» Exercise aim:
Reproduce the whole listing, character for character.

START Entries supplied

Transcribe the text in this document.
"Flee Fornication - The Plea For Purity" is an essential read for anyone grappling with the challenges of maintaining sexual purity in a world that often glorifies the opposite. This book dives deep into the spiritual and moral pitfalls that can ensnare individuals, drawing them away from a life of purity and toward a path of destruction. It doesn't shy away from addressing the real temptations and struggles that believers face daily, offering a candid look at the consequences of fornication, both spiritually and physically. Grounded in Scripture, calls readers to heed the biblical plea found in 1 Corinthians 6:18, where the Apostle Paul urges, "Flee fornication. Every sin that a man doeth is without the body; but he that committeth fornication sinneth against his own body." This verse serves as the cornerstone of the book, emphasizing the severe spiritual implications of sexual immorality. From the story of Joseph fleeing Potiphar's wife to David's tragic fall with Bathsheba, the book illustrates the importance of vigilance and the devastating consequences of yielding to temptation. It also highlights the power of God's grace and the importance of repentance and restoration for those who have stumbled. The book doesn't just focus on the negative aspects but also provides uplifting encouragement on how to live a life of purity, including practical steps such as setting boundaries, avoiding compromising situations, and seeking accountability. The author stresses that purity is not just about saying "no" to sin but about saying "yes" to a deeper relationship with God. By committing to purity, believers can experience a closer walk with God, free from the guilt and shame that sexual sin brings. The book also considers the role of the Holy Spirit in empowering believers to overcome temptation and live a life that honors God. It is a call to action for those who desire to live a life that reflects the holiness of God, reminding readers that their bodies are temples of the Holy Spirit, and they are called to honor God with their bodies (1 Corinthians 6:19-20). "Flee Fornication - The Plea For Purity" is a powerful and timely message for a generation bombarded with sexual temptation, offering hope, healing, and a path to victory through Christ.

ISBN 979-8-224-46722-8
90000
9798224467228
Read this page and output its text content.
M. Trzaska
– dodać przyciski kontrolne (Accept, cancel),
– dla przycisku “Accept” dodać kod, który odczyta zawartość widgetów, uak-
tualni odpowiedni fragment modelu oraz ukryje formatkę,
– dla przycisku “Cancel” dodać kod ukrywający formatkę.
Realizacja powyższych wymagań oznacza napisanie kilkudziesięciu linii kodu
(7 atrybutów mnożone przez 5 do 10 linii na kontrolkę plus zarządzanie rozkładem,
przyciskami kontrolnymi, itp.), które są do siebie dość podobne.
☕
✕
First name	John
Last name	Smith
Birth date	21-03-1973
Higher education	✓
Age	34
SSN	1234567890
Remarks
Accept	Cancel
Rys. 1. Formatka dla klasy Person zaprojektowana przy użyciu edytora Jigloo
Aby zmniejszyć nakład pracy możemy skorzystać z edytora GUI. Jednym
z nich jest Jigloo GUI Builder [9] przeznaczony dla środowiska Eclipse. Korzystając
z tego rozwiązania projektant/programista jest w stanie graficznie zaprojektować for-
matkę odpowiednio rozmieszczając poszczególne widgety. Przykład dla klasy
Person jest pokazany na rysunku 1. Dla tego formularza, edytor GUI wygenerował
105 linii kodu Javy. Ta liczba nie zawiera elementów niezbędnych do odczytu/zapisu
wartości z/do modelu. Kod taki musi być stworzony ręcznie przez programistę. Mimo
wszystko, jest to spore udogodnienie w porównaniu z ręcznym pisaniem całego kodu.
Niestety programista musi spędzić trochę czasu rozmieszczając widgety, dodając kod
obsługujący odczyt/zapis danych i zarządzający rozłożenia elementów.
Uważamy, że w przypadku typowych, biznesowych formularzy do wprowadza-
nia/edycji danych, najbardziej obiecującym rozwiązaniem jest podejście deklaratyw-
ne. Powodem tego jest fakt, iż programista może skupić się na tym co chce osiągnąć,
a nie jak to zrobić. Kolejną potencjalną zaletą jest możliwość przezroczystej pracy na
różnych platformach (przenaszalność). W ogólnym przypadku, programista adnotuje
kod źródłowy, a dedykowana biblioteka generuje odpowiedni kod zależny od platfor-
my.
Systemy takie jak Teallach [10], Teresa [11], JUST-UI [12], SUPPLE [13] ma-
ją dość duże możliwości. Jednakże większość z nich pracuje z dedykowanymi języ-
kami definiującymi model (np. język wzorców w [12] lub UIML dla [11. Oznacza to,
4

END Entries supplied

» Reply:
Transcribe the text in this document.
"Flee Fornication - The Plea For Purity" is an essential read for anyone grappling with the challenges of maintaining sexual purity in a world that often glorifies the opposite. This book dives deep into the spiritual and moral pitfalls that can ensnare individuals, drawing them away from a life of purity and toward a path of destruction. It doesn't shy away from addressing the real temptations and struggles that believers face daily, offering a candid look at the consequences of fornication, both spiritually and physically. Grounded in Scripture, calls readers to heed the biblical plea found in 1 Corinthians 6:18, where the Apostle Paul urges, "Flee fornication. Every sin that a man doeth is without the body; but he that committeth fornication sinneth against his own body." This verse serves as the cornerstone of the book, emphasizing the severe spiritual implications of sexual immorality. From the story of Joseph fleeing Potiphar's wife to David's tragic fall with Bathsheba, the book illustrates the importance of vigilance and the devastating consequences of yielding to temptation. It also highlights the power of God's grace and the importance of repentance and restoration for those who have stumbled. The book doesn't just focus on the negative aspects but also provides uplifting encouragement on how to live a life of purity, including practical steps such as setting boundaries, avoiding compromising situations, and seeking accountability. The author stresses that purity is not just about saying "no" to sin but about saying "yes" to a deeper relationship with God. By committing to purity, believers can experience a closer walk with God, free from the guilt and shame that sexual sin brings. The book also considers the role of the Holy Spirit in empowering believers to overcome temptation and live a life that honors God. It is a call to action for those who desire to live a life that reflects the holiness of God, reminding readers that their bodies are temples of the Holy Spirit, and they are called to honor God with their bodies (1 Corinthians 6:19-20). "Flee Fornication - The Plea For Purity" is a powerful and timely message for a generation bombarded with sexual temptation, offering hope, healing, and a path to victory through Christ.

ISBN 979-8-224-46722-8
90000
9798224467228
Read this page and output its text content.
M. Trzaska
– dodać przyciski kontrolne (Accept, cancel),
– dla przycisku “Accept” dodać kod, który odczyta zawartość widgetów, uak-
tualni odpowiedni fragment modelu oraz ukryje formatkę,
– dla przycisku “Cancel” dodać kod ukrywający formatkę.
Realizacja powyższych wymagań oznacza napisanie kilkudziesięciu linii kodu
(7 atrybutów mnożone przez 5 do 10 linii na kontrolkę plus zarządzanie rozkładem,
przyciskami kontrolnymi, itp.), które są do siebie dość podobne.
☕
✕
First name	John
Last name	Smith
Birth date	21-03-1973
Higher education	✓
Age	34
SSN	1234567890
Remarks
Accept	Cancel
Rys. 1. Formatka dla klasy Person zaprojektowana przy użyciu edytora Jigloo
Aby zmniejszyć nakład pracy możemy skorzystać z edytora GUI. Jednym
z nich jest Jigloo GUI Builder [9] przeznaczony dla środowiska Eclipse. Korzystając
z tego rozwiązania projektant/programista jest w stanie graficznie zaprojektować for-
matkę odpowiednio rozmieszczając poszczególne widgety. Przykład dla klasy
Person jest pokazany na rysunku 1. Dla tego formularza, edytor GUI wygenerował
105 linii kodu Javy. Ta liczba nie zawiera elementów niezbędnych do odczytu/zapisu
wartości z/do modelu. Kod taki musi być stworzony ręcznie przez programistę. Mimo
wszystko, jest to spore udogodnienie w porównaniu z ręcznym pisaniem całego kodu.
Niestety programista musi spędzić trochę czasu rozmieszczając widgety, dodając kod
obsługujący odczyt/zapis danych i zarządzający rozłożenia elementów.
Uważamy, że w przypadku typowych, biznesowych formularzy do wprowadza-
nia/edycji danych, najbardziej obiecującym rozwiązaniem jest podejście deklaratyw-
ne. Powodem tego jest fakt, iż programista może skupić się na tym co chce osiągnąć,
a nie jak to zrobić. Kolejną potencjalną zaletą jest możliwość przezroczystej pracy na
różnych platformach (przenaszalność). W ogólnym przypadku, programista adnotuje
kod źródłowy, a dedykowana biblioteka generuje odpowiedni kod zależny od platfor-
my.
Systemy takie jak Teallach [10], Teresa [11], JUST-UI [12], SUPPLE [13] ma-
ją dość duże możliwości. Jednakże większość z nich pracuje z dedykowanymi języ-
kami definiującymi model (np. język wzorców w [12] lub UIML dla [11. Oznacza to,
4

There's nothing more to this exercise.